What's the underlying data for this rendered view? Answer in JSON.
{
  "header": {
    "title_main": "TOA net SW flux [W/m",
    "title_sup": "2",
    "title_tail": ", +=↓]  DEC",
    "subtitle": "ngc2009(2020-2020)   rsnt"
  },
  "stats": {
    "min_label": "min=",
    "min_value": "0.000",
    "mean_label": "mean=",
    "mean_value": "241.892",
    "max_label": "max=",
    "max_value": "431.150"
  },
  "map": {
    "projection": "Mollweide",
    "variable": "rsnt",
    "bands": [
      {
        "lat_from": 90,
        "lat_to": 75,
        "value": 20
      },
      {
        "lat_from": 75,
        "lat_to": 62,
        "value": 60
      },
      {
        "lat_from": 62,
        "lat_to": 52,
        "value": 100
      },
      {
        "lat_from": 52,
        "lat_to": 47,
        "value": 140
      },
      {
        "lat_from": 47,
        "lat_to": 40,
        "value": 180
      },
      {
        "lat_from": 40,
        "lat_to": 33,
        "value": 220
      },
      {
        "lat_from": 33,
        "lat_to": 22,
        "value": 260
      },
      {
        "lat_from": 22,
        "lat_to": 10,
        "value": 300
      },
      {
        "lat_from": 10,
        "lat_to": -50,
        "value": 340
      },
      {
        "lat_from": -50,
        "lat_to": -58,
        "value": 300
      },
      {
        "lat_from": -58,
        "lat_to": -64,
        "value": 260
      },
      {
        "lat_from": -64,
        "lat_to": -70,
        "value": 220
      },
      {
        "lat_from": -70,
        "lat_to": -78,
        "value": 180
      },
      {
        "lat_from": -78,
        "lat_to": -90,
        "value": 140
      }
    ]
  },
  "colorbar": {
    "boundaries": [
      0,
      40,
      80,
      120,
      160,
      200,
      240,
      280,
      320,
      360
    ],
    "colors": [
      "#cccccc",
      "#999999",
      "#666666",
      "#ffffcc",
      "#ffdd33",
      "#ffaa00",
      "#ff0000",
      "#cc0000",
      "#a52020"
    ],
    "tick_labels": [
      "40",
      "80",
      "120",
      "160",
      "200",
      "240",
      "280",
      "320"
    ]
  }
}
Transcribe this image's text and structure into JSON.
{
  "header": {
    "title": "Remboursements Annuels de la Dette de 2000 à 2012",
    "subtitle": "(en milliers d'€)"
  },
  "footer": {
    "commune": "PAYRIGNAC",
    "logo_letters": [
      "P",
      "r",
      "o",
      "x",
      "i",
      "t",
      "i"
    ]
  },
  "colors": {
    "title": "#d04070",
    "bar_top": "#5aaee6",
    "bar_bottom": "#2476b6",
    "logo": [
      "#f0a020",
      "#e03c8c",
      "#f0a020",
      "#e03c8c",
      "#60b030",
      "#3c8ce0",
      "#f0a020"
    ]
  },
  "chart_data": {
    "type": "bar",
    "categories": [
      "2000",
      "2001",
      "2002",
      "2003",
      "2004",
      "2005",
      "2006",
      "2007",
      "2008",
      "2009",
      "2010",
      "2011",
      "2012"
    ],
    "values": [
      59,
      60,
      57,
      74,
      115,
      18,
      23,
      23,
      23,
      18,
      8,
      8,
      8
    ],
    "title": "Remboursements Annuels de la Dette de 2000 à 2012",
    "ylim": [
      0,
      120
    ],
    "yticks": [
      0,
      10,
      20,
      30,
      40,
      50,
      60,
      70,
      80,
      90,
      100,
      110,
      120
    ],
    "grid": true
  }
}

^^^^^^^^^^^^^^^^

Challenge
Reproduce the lines word for word, starting at the one holding "Transcribe this image's" and ending at the final line of the material above.

The output
Transcribe this image's text and structure into JSON.
{
  "header": {
    "title": "Remboursements Annuels de la Dette de 2000 à 2012",
    "subtitle": "(en milliers d'€)"
  },
  "footer": {
    "commune": "PAYRIGNAC",
    "logo_letters": [
      "P",
      "r",
      "o",
      "x",
      "i",
      "t",
      "i"
    ]
  },
  "colors": {
    "title": "#d04070",
    "bar_top": "#5aaee6",
    "bar_bottom": "#2476b6",
    "logo": [
      "#f0a020",
      "#e03c8c",
      "#f0a020",
      "#e03c8c",
      "#60b030",
      "#3c8ce0",
      "#f0a020"
    ]
  },
  "chart_data": {
    "type": "bar",
    "categories": [
      "2000",
      "2001",
      "2002",
      "2003",
      "2004",
      "2005",
      "2006",
      "2007",
      "2008",
      "2009",
      "2010",
      "2011",
      "2012"
    ],
    "values": [
      59,
      60,
      57,
      74,
      115,
      18,
      23,
      23,
      23,
      18,
      8,
      8,
      8
    ],
    "title": "Remboursements Annuels de la Dette de 2000 à 2012",
    "ylim": [
      0,
      120
    ],
    "yticks": [
      0,
      10,
      20,
      30,
      40,
      50,
      60,
      70,
      80,
      90,
      100,
      110,
      120
    ],
    "grid": true
  }
}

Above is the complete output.